--- begin Data to use ---

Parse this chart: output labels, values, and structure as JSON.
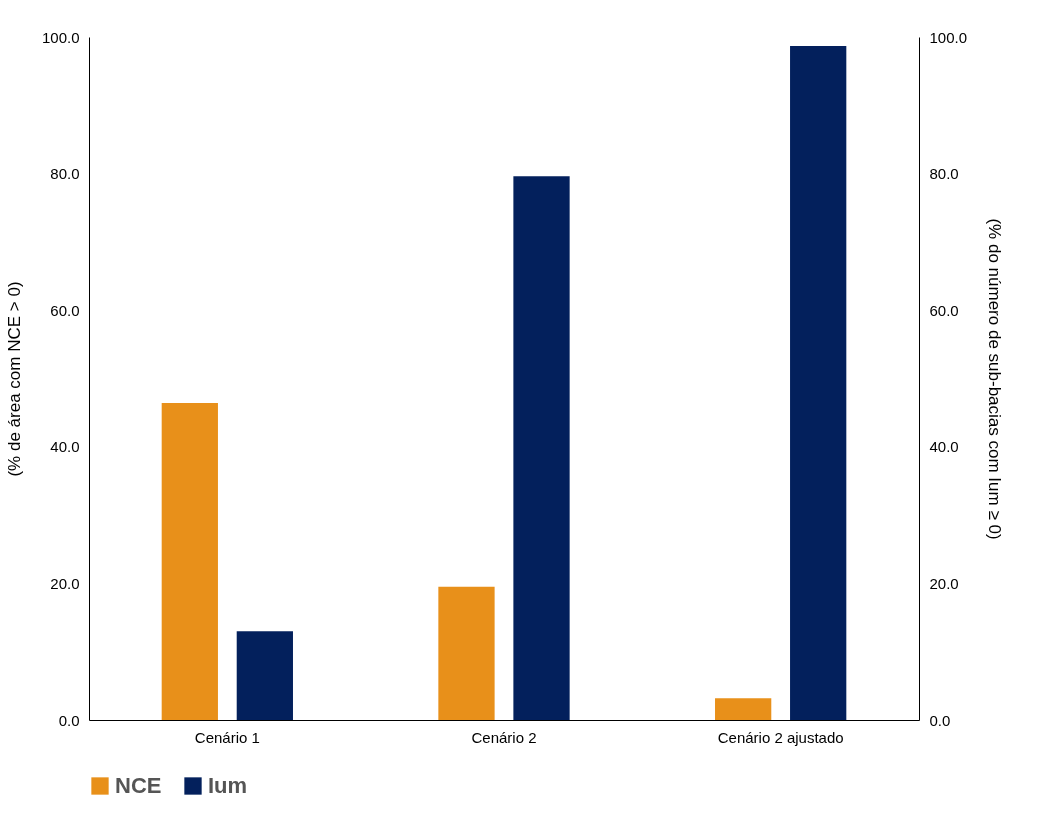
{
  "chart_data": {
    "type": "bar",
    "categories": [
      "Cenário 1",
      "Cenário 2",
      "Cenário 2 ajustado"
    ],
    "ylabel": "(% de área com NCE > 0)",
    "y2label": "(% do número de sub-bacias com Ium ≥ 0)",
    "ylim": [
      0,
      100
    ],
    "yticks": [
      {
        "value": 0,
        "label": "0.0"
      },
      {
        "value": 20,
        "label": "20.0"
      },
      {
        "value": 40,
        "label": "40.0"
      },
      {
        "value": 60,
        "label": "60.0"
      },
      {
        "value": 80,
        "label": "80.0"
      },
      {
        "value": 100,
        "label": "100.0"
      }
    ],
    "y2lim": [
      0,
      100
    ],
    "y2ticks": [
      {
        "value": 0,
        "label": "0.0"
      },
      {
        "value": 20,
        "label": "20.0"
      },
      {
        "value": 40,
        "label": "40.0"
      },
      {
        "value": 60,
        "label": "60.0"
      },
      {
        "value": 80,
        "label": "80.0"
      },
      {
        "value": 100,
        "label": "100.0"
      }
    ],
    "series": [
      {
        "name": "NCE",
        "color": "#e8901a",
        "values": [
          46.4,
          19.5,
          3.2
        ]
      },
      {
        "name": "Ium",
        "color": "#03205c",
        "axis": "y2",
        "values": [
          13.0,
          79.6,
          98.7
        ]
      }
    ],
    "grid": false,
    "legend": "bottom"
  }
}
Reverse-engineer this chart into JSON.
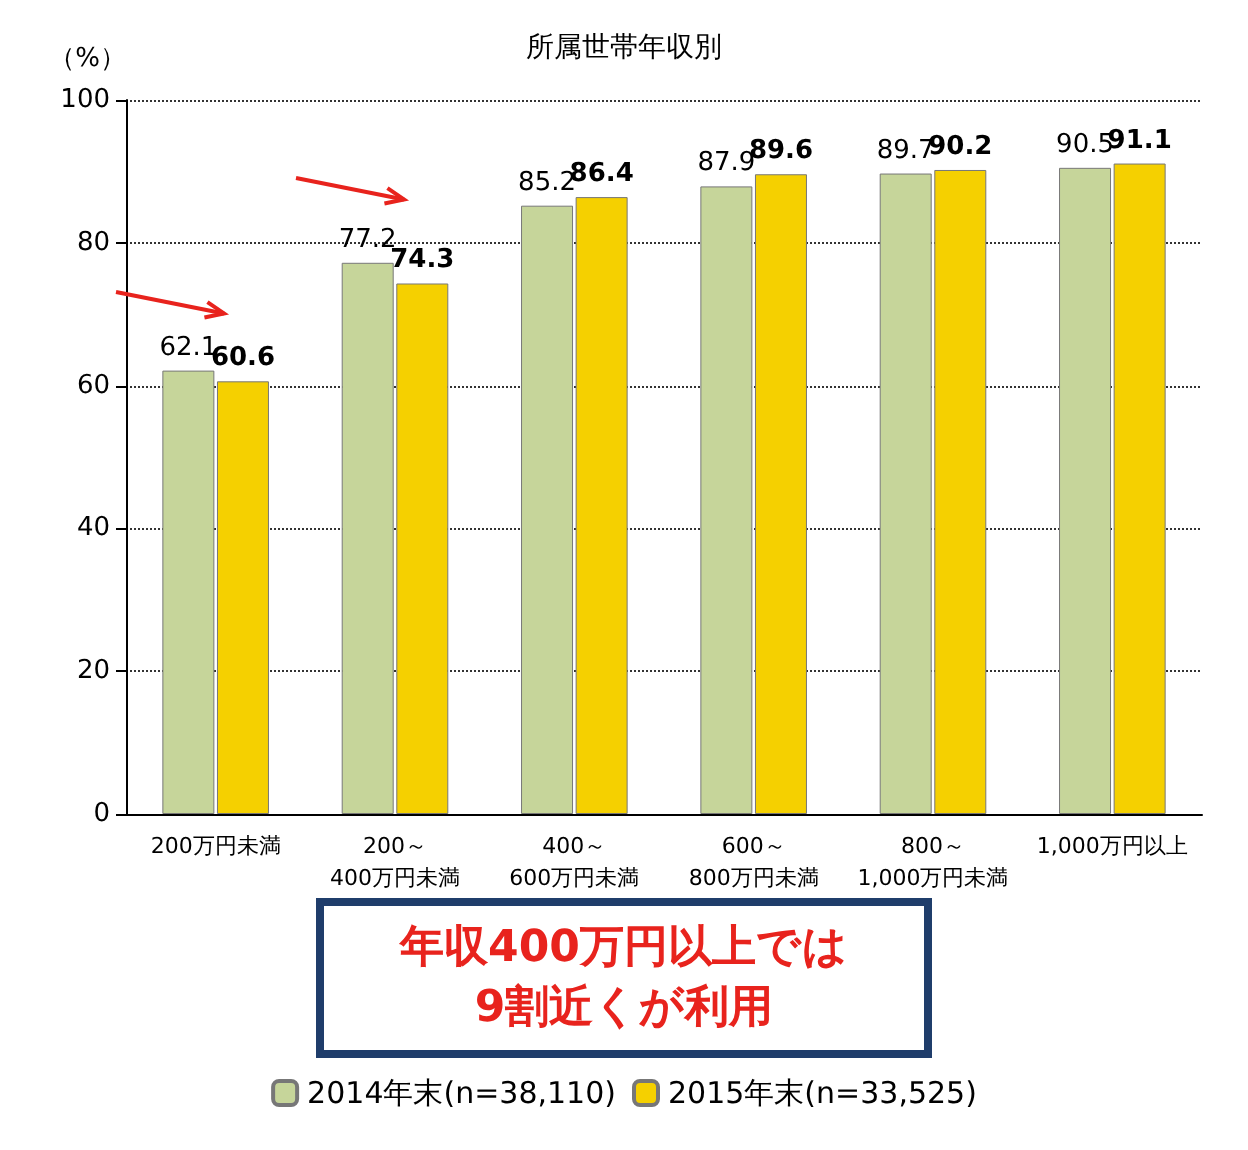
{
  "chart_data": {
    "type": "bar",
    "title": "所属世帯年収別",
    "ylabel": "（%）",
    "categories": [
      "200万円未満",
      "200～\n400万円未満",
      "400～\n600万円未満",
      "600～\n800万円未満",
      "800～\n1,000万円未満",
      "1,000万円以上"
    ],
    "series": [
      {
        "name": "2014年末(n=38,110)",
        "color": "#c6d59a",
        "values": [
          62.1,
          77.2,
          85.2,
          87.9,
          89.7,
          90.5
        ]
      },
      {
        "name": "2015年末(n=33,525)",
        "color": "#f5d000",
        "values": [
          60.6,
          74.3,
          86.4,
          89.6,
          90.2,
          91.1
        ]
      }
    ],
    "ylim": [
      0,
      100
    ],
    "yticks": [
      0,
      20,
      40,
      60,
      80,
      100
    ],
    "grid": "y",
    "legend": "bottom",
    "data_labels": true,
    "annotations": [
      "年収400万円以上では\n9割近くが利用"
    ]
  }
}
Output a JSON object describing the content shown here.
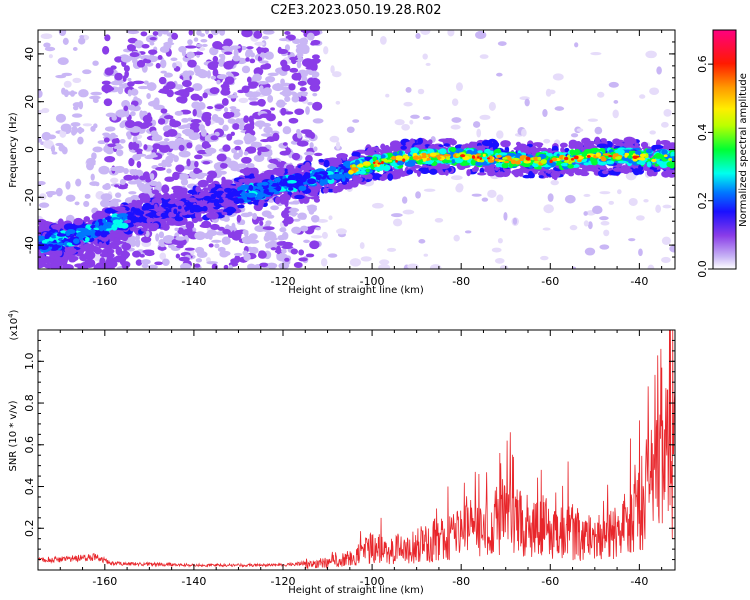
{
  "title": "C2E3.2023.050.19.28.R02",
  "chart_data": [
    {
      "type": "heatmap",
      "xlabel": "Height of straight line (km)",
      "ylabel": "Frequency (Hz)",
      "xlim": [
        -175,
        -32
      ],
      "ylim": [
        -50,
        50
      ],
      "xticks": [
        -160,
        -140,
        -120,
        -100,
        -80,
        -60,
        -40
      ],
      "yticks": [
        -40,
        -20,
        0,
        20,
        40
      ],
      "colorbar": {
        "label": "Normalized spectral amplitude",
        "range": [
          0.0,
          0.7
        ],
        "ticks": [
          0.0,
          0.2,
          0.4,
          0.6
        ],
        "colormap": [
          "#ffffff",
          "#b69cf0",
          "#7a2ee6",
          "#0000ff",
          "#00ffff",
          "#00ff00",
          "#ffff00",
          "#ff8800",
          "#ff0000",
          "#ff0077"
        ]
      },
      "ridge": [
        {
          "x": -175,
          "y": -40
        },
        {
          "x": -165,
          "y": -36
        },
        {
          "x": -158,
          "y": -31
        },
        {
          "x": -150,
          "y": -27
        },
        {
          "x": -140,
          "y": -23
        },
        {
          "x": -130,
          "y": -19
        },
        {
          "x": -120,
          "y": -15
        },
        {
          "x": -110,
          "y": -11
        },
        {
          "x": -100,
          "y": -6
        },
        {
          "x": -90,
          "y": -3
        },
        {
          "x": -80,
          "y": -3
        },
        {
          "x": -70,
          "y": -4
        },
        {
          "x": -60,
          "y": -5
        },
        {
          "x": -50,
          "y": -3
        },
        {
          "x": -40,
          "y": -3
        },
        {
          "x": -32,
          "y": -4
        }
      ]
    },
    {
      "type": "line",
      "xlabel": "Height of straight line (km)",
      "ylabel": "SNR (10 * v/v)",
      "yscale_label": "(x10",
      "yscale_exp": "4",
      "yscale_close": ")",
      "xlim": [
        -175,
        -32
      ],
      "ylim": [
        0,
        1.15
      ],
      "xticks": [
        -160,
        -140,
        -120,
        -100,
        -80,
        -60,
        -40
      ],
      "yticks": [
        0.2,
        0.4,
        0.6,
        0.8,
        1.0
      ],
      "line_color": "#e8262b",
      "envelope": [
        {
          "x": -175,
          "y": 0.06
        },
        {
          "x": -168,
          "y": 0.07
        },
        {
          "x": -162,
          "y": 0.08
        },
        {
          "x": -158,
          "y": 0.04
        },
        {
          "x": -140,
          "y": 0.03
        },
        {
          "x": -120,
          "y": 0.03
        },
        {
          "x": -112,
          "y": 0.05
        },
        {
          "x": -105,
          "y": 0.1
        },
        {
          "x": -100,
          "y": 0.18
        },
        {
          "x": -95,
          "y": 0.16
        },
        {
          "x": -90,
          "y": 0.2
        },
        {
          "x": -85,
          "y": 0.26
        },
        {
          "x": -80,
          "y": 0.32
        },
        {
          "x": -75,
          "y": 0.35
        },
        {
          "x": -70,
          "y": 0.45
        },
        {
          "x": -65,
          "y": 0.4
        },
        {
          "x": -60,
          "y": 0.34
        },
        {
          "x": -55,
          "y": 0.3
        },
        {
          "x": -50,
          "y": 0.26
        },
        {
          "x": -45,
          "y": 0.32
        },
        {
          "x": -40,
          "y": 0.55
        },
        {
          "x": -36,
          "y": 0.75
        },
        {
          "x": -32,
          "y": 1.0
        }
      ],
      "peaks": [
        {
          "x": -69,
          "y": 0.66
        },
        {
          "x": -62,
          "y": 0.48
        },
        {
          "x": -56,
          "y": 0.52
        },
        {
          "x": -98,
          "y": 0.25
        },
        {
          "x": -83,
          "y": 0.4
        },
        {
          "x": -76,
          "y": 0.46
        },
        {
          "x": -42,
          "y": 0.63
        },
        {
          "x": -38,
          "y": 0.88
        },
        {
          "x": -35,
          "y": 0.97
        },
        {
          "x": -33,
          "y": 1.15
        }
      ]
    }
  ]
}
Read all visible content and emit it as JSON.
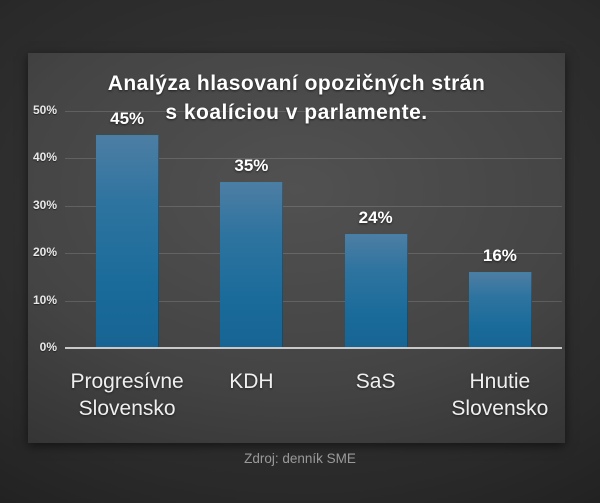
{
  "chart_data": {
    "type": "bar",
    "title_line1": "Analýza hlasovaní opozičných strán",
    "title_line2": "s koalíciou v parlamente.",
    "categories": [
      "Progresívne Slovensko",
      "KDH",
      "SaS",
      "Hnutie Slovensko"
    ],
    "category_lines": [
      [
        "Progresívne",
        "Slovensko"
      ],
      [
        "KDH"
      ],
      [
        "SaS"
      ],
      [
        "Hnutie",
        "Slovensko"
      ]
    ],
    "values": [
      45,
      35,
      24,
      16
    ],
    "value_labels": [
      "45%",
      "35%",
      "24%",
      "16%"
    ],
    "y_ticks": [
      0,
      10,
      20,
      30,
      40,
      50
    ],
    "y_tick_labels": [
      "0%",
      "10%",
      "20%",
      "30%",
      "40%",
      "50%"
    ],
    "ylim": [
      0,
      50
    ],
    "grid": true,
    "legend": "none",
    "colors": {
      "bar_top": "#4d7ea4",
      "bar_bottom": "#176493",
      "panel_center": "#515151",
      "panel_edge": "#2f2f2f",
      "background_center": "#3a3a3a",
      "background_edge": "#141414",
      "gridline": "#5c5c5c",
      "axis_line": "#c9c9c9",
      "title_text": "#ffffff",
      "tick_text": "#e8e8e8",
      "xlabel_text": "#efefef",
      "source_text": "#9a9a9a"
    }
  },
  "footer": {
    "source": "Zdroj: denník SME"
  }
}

--- end Data to use ---

### Stated goal:
Copy out every line of the data that includes "this".

### Answer for the task:
Parse this chart: output labels, values, and structure as JSON.
Reverse-engineer this chart into JSON.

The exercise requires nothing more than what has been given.